> **What you are asked to do**:
Can you quote the records below in full, word for word?

>> BEGIN

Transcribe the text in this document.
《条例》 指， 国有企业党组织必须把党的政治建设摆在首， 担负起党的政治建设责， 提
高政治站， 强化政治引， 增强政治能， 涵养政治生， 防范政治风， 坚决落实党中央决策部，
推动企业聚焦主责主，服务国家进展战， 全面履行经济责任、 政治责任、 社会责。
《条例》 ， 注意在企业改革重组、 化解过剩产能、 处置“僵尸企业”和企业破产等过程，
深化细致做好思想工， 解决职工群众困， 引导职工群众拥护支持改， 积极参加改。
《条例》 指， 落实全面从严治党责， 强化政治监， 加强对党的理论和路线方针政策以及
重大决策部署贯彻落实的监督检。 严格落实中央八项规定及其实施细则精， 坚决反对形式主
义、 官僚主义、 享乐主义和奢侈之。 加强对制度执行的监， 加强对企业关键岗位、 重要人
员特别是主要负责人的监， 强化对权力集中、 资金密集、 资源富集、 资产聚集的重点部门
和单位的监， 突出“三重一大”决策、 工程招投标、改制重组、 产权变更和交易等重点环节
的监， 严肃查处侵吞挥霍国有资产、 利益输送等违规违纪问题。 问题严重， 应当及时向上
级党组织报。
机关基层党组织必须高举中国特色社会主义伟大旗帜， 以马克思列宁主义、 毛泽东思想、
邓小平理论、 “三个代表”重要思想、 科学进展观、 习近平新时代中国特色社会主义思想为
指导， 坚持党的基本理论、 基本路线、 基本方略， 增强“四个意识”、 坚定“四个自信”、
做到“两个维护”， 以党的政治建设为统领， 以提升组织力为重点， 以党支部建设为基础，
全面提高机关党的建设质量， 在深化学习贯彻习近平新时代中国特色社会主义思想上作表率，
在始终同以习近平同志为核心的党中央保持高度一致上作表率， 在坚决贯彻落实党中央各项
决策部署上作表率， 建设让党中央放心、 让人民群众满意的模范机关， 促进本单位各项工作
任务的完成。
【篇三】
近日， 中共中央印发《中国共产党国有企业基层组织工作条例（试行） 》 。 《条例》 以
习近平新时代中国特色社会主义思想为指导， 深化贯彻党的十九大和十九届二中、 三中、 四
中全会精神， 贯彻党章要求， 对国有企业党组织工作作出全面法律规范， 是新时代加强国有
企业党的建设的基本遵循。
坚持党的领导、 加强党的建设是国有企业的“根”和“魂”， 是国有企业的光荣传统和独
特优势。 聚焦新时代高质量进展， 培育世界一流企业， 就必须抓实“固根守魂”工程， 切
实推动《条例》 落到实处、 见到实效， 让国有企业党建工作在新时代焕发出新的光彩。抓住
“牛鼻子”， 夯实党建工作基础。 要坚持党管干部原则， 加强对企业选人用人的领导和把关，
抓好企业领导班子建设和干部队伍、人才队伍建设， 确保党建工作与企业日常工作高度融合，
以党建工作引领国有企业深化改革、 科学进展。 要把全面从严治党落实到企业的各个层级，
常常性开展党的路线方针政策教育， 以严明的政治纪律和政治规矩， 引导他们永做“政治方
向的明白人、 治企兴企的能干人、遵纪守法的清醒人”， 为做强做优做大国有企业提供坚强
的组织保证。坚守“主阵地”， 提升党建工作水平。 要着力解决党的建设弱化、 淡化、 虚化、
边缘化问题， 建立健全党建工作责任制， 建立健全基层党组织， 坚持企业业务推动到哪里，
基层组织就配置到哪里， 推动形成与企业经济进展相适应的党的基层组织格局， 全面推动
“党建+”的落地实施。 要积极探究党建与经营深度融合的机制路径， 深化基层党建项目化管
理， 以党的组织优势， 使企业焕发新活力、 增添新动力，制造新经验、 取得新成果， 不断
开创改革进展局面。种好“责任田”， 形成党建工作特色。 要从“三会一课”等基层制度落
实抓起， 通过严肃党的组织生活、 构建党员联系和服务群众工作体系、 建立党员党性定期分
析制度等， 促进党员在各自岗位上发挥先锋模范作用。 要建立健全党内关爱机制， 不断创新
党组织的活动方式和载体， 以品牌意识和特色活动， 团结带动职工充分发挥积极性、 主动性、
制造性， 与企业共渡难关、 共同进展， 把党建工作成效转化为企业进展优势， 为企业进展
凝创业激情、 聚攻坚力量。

>> END

> **The solution**:
Transcribe the text in this document.
《条例》 指， 国有企业党组织必须把党的政治建设摆在首， 担负起党的政治建设责， 提
高政治站， 强化政治引， 增强政治能， 涵养政治生， 防范政治风， 坚决落实党中央决策部，
推动企业聚焦主责主，服务国家进展战， 全面履行经济责任、 政治责任、 社会责。
《条例》 ， 注意在企业改革重组、 化解过剩产能、 处置“僵尸企业”和企业破产等过程，
深化细致做好思想工， 解决职工群众困， 引导职工群众拥护支持改， 积极参加改。
《条例》 指， 落实全面从严治党责， 强化政治监， 加强对党的理论和路线方针政策以及
重大决策部署贯彻落实的监督检。 严格落实中央八项规定及其实施细则精， 坚决反对形式主
义、 官僚主义、 享乐主义和奢侈之。 加强对制度执行的监， 加强对企业关键岗位、 重要人
员特别是主要负责人的监， 强化对权力集中、 资金密集、 资源富集、 资产聚集的重点部门
和单位的监， 突出“三重一大”决策、 工程招投标、改制重组、 产权变更和交易等重点环节
的监， 严肃查处侵吞挥霍国有资产、 利益输送等违规违纪问题。 问题严重， 应当及时向上
级党组织报。
机关基层党组织必须高举中国特色社会主义伟大旗帜， 以马克思列宁主义、 毛泽东思想、
邓小平理论、 “三个代表”重要思想、 科学进展观、 习近平新时代中国特色社会主义思想为
指导， 坚持党的基本理论、 基本路线、 基本方略， 增强“四个意识”、 坚定“四个自信”、
做到“两个维护”， 以党的政治建设为统领， 以提升组织力为重点， 以党支部建设为基础，
全面提高机关党的建设质量， 在深化学习贯彻习近平新时代中国特色社会主义思想上作表率，
在始终同以习近平同志为核心的党中央保持高度一致上作表率， 在坚决贯彻落实党中央各项
决策部署上作表率， 建设让党中央放心、 让人民群众满意的模范机关， 促进本单位各项工作
任务的完成。
【篇三】
近日， 中共中央印发《中国共产党国有企业基层组织工作条例（试行） 》 。 《条例》 以
习近平新时代中国特色社会主义思想为指导， 深化贯彻党的十九大和十九届二中、 三中、 四
中全会精神， 贯彻党章要求， 对国有企业党组织工作作出全面法律规范， 是新时代加强国有
企业党的建设的基本遵循。
坚持党的领导、 加强党的建设是国有企业的“根”和“魂”， 是国有企业的光荣传统和独
特优势。 聚焦新时代高质量进展， 培育世界一流企业， 就必须抓实“固根守魂”工程， 切
实推动《条例》 落到实处、 见到实效， 让国有企业党建工作在新时代焕发出新的光彩。抓住
“牛鼻子”， 夯实党建工作基础。 要坚持党管干部原则， 加强对企业选人用人的领导和把关，
抓好企业领导班子建设和干部队伍、人才队伍建设， 确保党建工作与企业日常工作高度融合，
以党建工作引领国有企业深化改革、 科学进展。 要把全面从严治党落实到企业的各个层级，
常常性开展党的路线方针政策教育， 以严明的政治纪律和政治规矩， 引导他们永做“政治方
向的明白人、 治企兴企的能干人、遵纪守法的清醒人”， 为做强做优做大国有企业提供坚强
的组织保证。坚守“主阵地”， 提升党建工作水平。 要着力解决党的建设弱化、 淡化、 虚化、
边缘化问题， 建立健全党建工作责任制， 建立健全基层党组织， 坚持企业业务推动到哪里，
基层组织就配置到哪里， 推动形成与企业经济进展相适应的党的基层组织格局， 全面推动
“党建+”的落地实施。 要积极探究党建与经营深度融合的机制路径， 深化基层党建项目化管
理， 以党的组织优势， 使企业焕发新活力、 增添新动力，制造新经验、 取得新成果， 不断
开创改革进展局面。种好“责任田”， 形成党建工作特色。 要从“三会一课”等基层制度落
实抓起， 通过严肃党的组织生活、 构建党员联系和服务群众工作体系、 建立党员党性定期分
析制度等， 促进党员在各自岗位上发挥先锋模范作用。 要建立健全党内关爱机制， 不断创新
党组织的活动方式和载体， 以品牌意识和特色活动， 团结带动职工充分发挥积极性、 主动性、
制造性， 与企业共渡难关、 共同进展， 把党建工作成效转化为企业进展优势， 为企业进展
凝创业激情、 聚攻坚力量。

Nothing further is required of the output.